How many lines in the material below contain the string "panel"? Reply with the number only.

- **INFORMATION PROVIDED**
+ + + + +

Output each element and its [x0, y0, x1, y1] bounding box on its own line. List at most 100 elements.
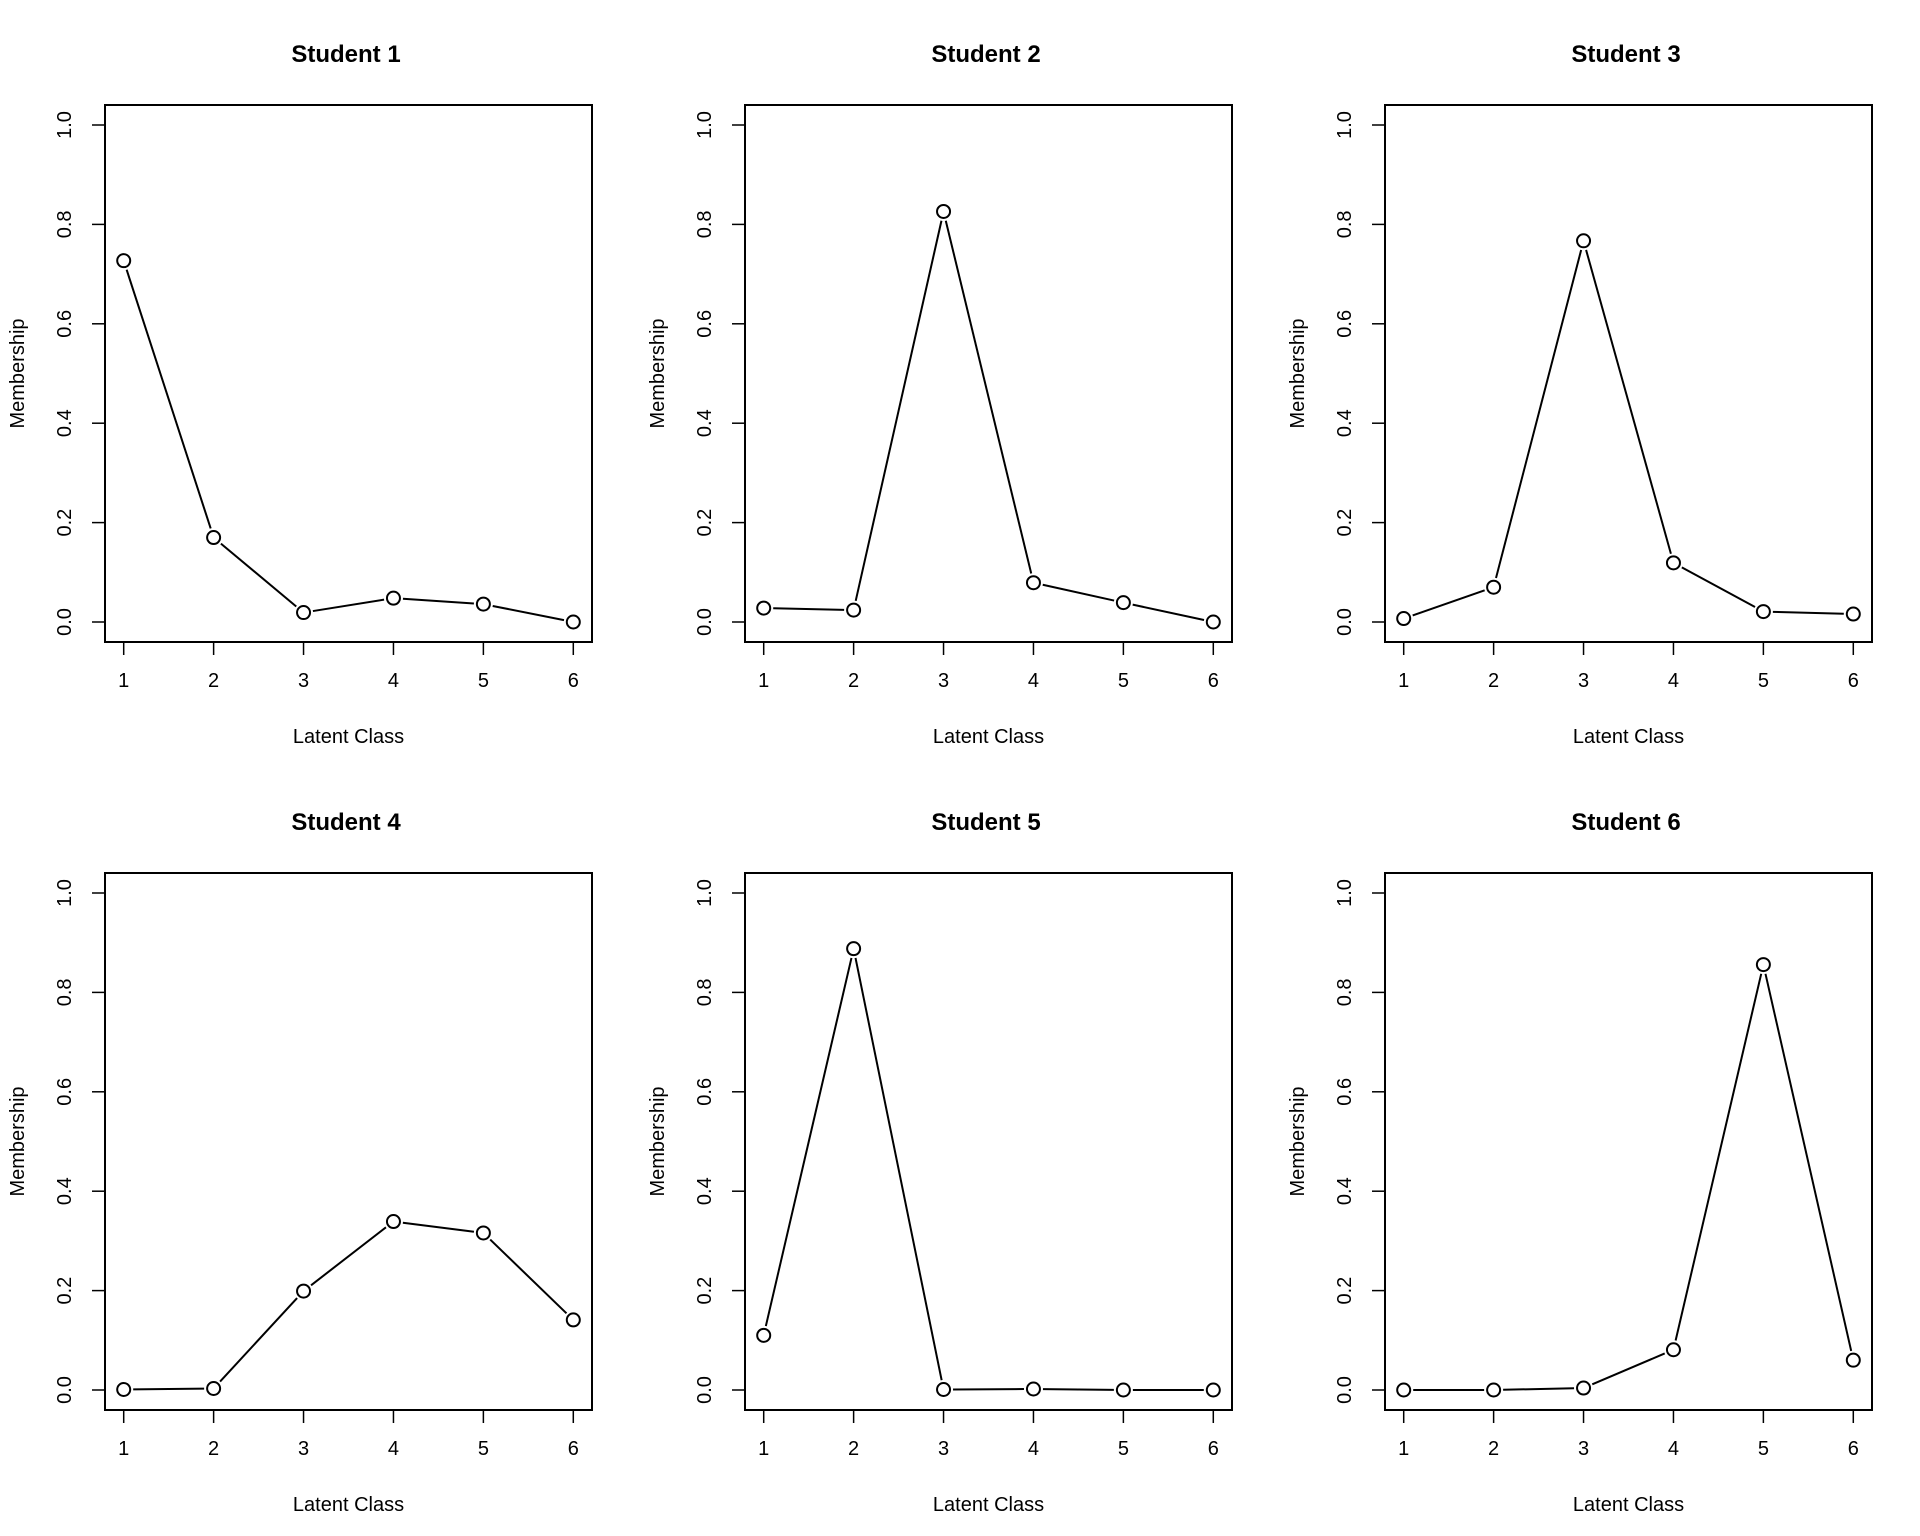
series-line-segment [764, 957, 853, 1327]
y-axis-label: Membership [1287, 318, 1309, 428]
series-line-segment [220, 542, 297, 608]
x-tick-label: 2 [208, 1438, 219, 1460]
chart-panel-6: Student 6 1 2 3 4 5 6 0.0 0.2 0.4 0.6 0.8 1.0 Latent … [1287, 809, 1873, 1516]
x-tick-label: 3 [938, 1438, 949, 1460]
y-tick-label: 0.2 [1334, 1277, 1356, 1305]
data-point [475, 596, 491, 612]
series-line-segment [1132, 603, 1205, 621]
plot-frame [744, 872, 1233, 1411]
chart-title: Student 1 [291, 41, 400, 68]
y-tick-label: 0.2 [1334, 509, 1356, 537]
series-line-segment [1412, 589, 1485, 617]
y-tick-label: 0.2 [54, 1277, 76, 1305]
data-point [1665, 555, 1681, 571]
y-tick-label: 0.6 [694, 1078, 716, 1106]
x-axis-label: Latent Class [933, 1494, 1044, 1516]
data-point [565, 614, 581, 630]
plot-frame [1384, 104, 1873, 643]
data-point [1576, 1380, 1592, 1396]
data-point [1025, 575, 1041, 591]
y-tick-label: 1.0 [54, 879, 76, 907]
series-line-segment [854, 957, 943, 1381]
chart-panel-4: Student 4 1 2 3 4 5 6 0.0 0.2 0.4 0.6 0.8 1.0 Latent … [7, 809, 593, 1516]
series-line-segment [1042, 1388, 1114, 1391]
y-tick-label: 0.2 [54, 509, 76, 537]
plot-frame [104, 104, 593, 643]
x-tick-label: 3 [1578, 670, 1589, 692]
plot-frame [1384, 872, 1873, 1411]
y-tick-label: 0.6 [54, 1078, 76, 1106]
y-tick-label: 0.8 [694, 210, 716, 238]
series-line-segment [854, 220, 943, 602]
x-tick-label: 4 [388, 670, 399, 692]
x-tick-label: 1 [758, 1438, 769, 1460]
data-point [385, 1214, 401, 1230]
data-point [1845, 1352, 1861, 1368]
data-point [1576, 233, 1592, 249]
series-line-segment [1772, 610, 1844, 615]
data-point [1845, 606, 1861, 622]
x-tick-label: 1 [758, 670, 769, 692]
series-line-segment [402, 1221, 475, 1233]
y-tick-label: 1.0 [54, 111, 76, 139]
series-line-segment [1764, 973, 1853, 1352]
chart-panel-5: Student 5 1 2 3 4 5 6 0.0 0.2 0.4 0.6 0.8 1.0 Latent … [647, 809, 1233, 1516]
data-point [1396, 611, 1412, 627]
y-tick-label: 1.0 [1334, 111, 1356, 139]
x-tick-label: 5 [1758, 1438, 1769, 1460]
data-point [756, 600, 772, 616]
x-tick-label: 3 [298, 1438, 309, 1460]
y-tick-label: 0.4 [1334, 409, 1356, 437]
x-tick-label: 4 [1028, 1438, 1039, 1460]
data-point [1396, 1382, 1412, 1398]
y-tick-label: 1.0 [1334, 879, 1356, 907]
y-tick-label: 0.6 [694, 310, 716, 338]
x-tick-label: 6 [1208, 1438, 1219, 1460]
x-axis-label: Latent Class [293, 726, 404, 748]
x-axis-label: Latent Class [293, 1494, 404, 1516]
series-line-segment [402, 597, 474, 605]
series-line-segment [125, 269, 212, 529]
x-tick-label: 3 [1578, 1438, 1589, 1460]
x-tick-label: 4 [1028, 670, 1039, 692]
y-tick-label: 0.4 [54, 409, 76, 437]
data-point [206, 1381, 222, 1397]
x-tick-label: 5 [1758, 670, 1769, 692]
y-tick-label: 0.0 [54, 608, 76, 636]
x-tick-label: 1 [118, 670, 129, 692]
y-tick-label: 0.8 [54, 978, 76, 1006]
series-line-segment [1585, 249, 1672, 554]
chart-panel-1: Student 1 1 2 3 4 5 6 0.0 0.2 0.4 0.6 0.8 1.0 Latent … [7, 41, 593, 748]
x-axis-label: Latent Class [1573, 726, 1684, 748]
y-tick-label: 0.2 [694, 1277, 716, 1305]
x-tick-label: 2 [1488, 1438, 1499, 1460]
series-line-segment [1503, 1387, 1575, 1391]
series-line-segment [1591, 1352, 1666, 1386]
series-line-segment [944, 220, 1033, 574]
x-tick-label: 4 [388, 1438, 399, 1460]
y-tick-label: 1.0 [694, 111, 716, 139]
data-point [1755, 604, 1771, 620]
x-tick-label: 5 [478, 670, 489, 692]
x-tick-label: 4 [1668, 670, 1679, 692]
series-line-segment [492, 604, 565, 622]
x-tick-label: 6 [1848, 1438, 1859, 1460]
chart-title: Student 3 [1571, 41, 1680, 68]
chart-panel-3: Student 3 1 2 3 4 5 6 0.0 0.2 0.4 0.6 0.8 1.0 Latent … [1287, 41, 1873, 748]
y-tick-label: 0.6 [1334, 1078, 1356, 1106]
data-point [1486, 579, 1502, 595]
y-tick-label: 0.8 [54, 210, 76, 238]
x-tick-label: 4 [1668, 1438, 1679, 1460]
data-point [846, 602, 862, 618]
x-tick-label: 1 [1398, 1438, 1409, 1460]
x-tick-label: 3 [938, 670, 949, 692]
data-point [1755, 957, 1771, 973]
x-axis-label: Latent Class [1573, 1494, 1684, 1516]
x-tick-label: 2 [208, 670, 219, 692]
y-axis-label: Membership [647, 318, 669, 428]
data-point [475, 1225, 491, 1241]
series-line-segment [1681, 566, 1756, 608]
data-point [1205, 1382, 1221, 1398]
x-tick-label: 5 [1118, 1438, 1129, 1460]
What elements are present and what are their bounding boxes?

+ + + + +

- **RESPONSE FOR THIS EXERCISE**
5